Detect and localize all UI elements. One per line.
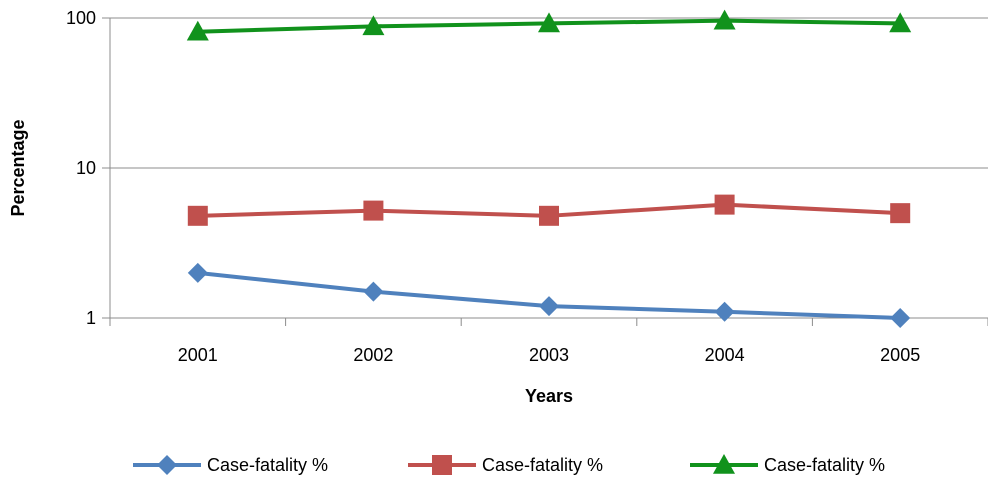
data-point	[890, 203, 911, 224]
data-point	[538, 12, 560, 33]
legend-label: Case-fatality %	[207, 455, 328, 475]
data-point	[187, 262, 208, 283]
data-point	[714, 194, 735, 215]
x-tick-label: 2001	[178, 345, 218, 365]
y-tick-label: 100	[66, 8, 96, 28]
data-point	[187, 205, 208, 226]
series-1	[187, 262, 911, 328]
data-point	[363, 200, 384, 221]
legend-item: Case-fatality %	[133, 455, 328, 475]
x-tick-label: 2003	[529, 345, 569, 365]
y-axis-title: Percentage	[8, 119, 28, 216]
x-tick-label: 2002	[353, 345, 393, 365]
y-tick-label: 10	[76, 158, 96, 178]
data-point	[889, 12, 912, 33]
legend-marker	[432, 455, 452, 475]
x-axis-title: Years	[525, 386, 573, 406]
y-tick-label: 1	[86, 308, 96, 328]
data-point	[539, 296, 559, 317]
data-point	[890, 308, 911, 328]
data-point	[714, 301, 735, 322]
data-point	[186, 20, 209, 41]
x-tick-label: 2005	[880, 345, 920, 365]
series-group	[186, 9, 912, 328]
legend-label: Case-fatality %	[764, 455, 885, 475]
legend-marker	[713, 454, 735, 474]
gridlines	[110, 17, 988, 169]
legend-item: Case-fatality %	[690, 454, 885, 475]
data-point	[362, 15, 385, 36]
axes: 1 10 100 2001 2002 2003 2004 2005	[66, 8, 988, 365]
data-point	[713, 9, 736, 30]
legend: Case-fatality % Case-fatality % Case-fatal…	[133, 454, 885, 475]
legend-item: Case-fatality %	[408, 455, 603, 475]
legend-label: Case-fatality %	[482, 455, 603, 475]
data-point	[539, 205, 559, 226]
series-2	[187, 194, 911, 226]
legend-marker	[157, 455, 177, 475]
series-3	[186, 9, 912, 41]
x-tick-label: 2004	[705, 345, 745, 365]
data-point	[363, 281, 384, 302]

TASK OBJECTIVE:
Please convert every line of the rows above into a numbered list, skipping blank lines and leaving the pictures out.

EXERCISE OUTPUT:
1. Detect and localize all UI elements. One per line.
2. data-point	[890, 203, 911, 224]
3. data-point	[538, 12, 560, 33]
4. legend-label: Case-fatality %	[207, 455, 328, 475]
5. data-point	[187, 262, 208, 283]
6. data-point	[714, 194, 735, 215]
7. x-tick-label: 2001	[178, 345, 218, 365]
8. y-tick-label: 100	[66, 8, 96, 28]
9. data-point	[187, 205, 208, 226]
10. series-1	[187, 262, 911, 328]
11. data-point	[363, 200, 384, 221]
12. legend-item: Case-fatality %	[133, 455, 328, 475]
13. x-tick-label: 2003	[529, 345, 569, 365]
14. y-axis-title: Percentage	[8, 119, 28, 216]
15. x-tick-label: 2002	[353, 345, 393, 365]
16. y-tick-label: 10	[76, 158, 96, 178]
17. data-point	[889, 12, 912, 33]
18. legend-marker	[432, 455, 452, 475]
19. x-axis-title: Years	[525, 386, 573, 406]
20. y-tick-label: 1	[86, 308, 96, 328]
21. data-point	[539, 296, 559, 317]
22. data-point	[890, 308, 911, 328]
23. data-point	[714, 301, 735, 322]
24. data-point	[186, 20, 209, 41]
25. x-tick-label: 2005	[880, 345, 920, 365]
26. series-group	[186, 9, 912, 328]
27. legend-label: Case-fatality %	[764, 455, 885, 475]
28. legend-marker	[713, 454, 735, 474]
29. gridlines	[110, 17, 988, 169]
30. legend-item: Case-fatality %	[690, 454, 885, 475]
31. data-point	[362, 15, 385, 36]
32. axes: 1 10 100 2001 2002 2003 2004 2005	[66, 8, 988, 365]
33. data-point	[713, 9, 736, 30]
34. legend: Case-fatality % Case-fatality % Case-fatal…	[133, 454, 885, 475]
35. legend-item: Case-fatality %	[408, 455, 603, 475]
36. legend-label: Case-fatality %	[482, 455, 603, 475]
37. data-point	[539, 205, 559, 226]
38. series-2	[187, 194, 911, 226]
39. legend-marker	[157, 455, 177, 475]
40. series-3	[186, 9, 912, 41]
41. x-tick-label: 2004	[705, 345, 745, 365]
42. data-point	[363, 281, 384, 302]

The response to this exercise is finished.